STATED TASK:
Omit the pictures, please, and give each record below again exactly.

Stored dataset items
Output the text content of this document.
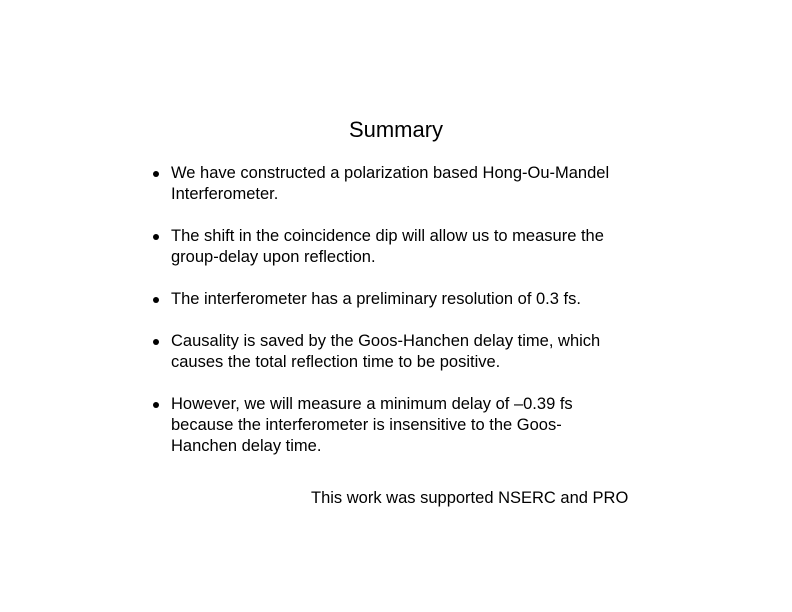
Summary
We have constructed a polarization based Hong-Ou-Mandel
Interferometer.
The shift in the coincidence dip will allow us to measure the
group-delay upon reflection.
The interferometer has a preliminary resolution of 0.3 fs.
Causality is saved by the Goos-Hanchen delay time, which
causes the total reflection time to be positive.
However, we will measure a minimum delay of –0.39 fs
because the interferometer is insensitive to the Goos-
Hanchen delay time.
This work was supported NSERC and PRO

TASK RESULT:
Output the text content of this document.
Summary
We have constructed a polarization based Hong-Ou-Mandel
Interferometer.
The shift in the coincidence dip will allow us to measure the
group-delay upon reflection.
The interferometer has a preliminary resolution of 0.3 fs.
Causality is saved by the Goos-Hanchen delay time, which
causes the total reflection time to be positive.
However, we will measure a minimum delay of –0.39 fs
because the interferometer is insensitive to the Goos-
Hanchen delay time.
This work was supported NSERC and PRO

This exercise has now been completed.